Goal ::
Check every line of the entries that follow, and copy the ones containing "this".

Material shown ::
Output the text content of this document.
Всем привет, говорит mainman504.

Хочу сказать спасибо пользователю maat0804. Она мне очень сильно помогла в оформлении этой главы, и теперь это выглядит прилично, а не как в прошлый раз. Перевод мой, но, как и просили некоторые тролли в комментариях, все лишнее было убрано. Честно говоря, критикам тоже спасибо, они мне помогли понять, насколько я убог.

==

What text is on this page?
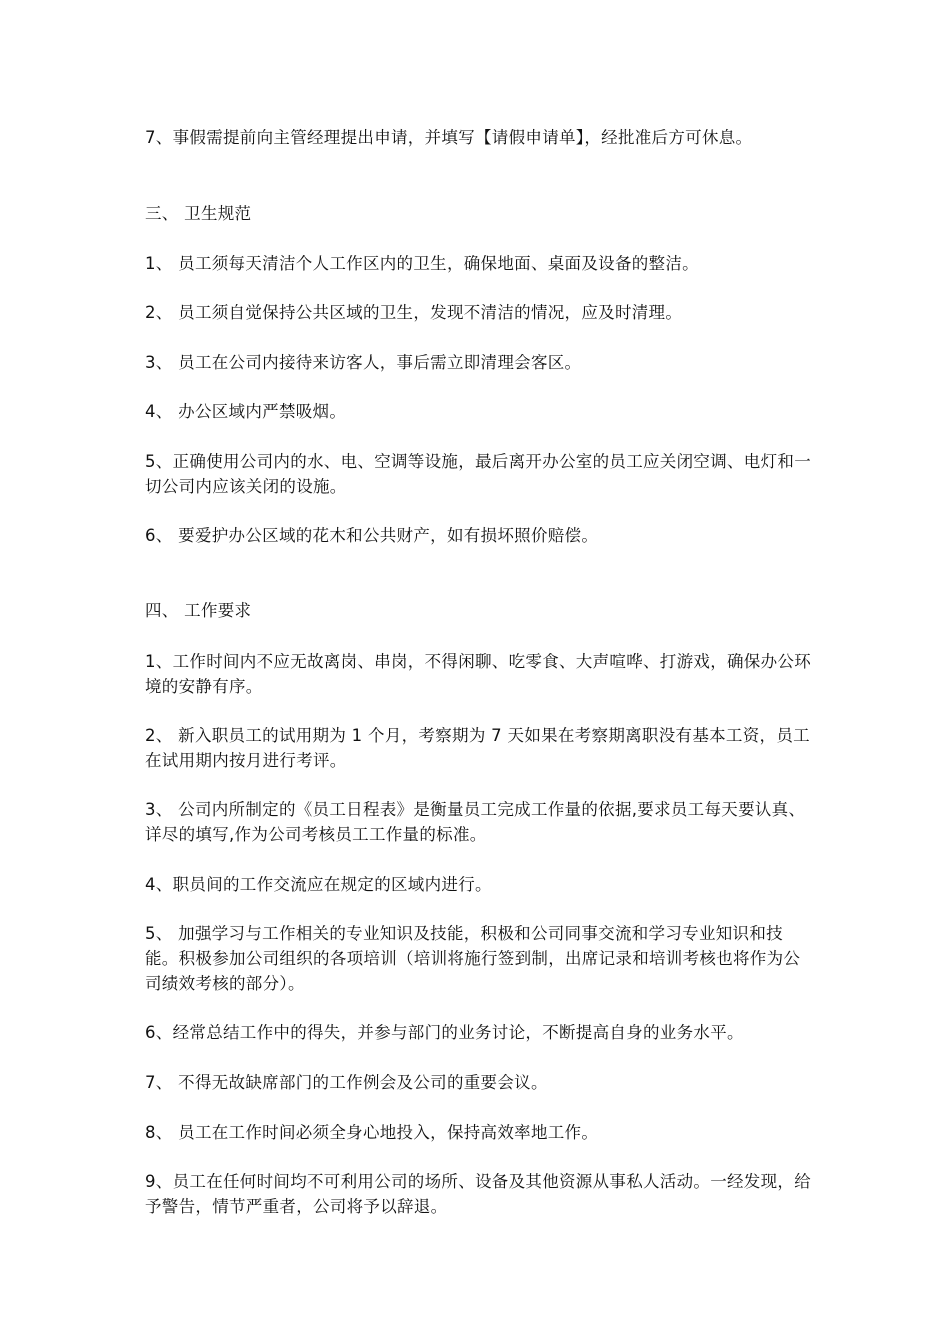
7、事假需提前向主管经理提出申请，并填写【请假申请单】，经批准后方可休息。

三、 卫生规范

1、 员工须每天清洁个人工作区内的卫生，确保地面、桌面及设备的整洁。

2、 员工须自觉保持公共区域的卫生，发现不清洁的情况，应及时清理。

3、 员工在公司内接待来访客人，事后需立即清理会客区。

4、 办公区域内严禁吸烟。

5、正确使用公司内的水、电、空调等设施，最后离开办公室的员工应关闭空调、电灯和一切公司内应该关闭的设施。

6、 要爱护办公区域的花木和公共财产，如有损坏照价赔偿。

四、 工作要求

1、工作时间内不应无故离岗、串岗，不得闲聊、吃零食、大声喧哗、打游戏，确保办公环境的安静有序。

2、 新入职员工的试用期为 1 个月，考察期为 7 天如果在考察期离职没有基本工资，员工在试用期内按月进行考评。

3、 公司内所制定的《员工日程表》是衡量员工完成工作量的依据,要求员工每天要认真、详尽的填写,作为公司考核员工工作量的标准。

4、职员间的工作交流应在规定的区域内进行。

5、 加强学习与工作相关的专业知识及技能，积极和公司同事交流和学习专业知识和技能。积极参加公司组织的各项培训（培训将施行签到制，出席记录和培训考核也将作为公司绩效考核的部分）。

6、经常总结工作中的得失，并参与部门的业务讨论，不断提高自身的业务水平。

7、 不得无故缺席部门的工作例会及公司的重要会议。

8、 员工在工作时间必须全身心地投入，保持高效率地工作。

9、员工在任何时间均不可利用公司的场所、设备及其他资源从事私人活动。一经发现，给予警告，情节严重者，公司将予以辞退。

Worked answer ::
Output the text content of this document.
What text is on this page?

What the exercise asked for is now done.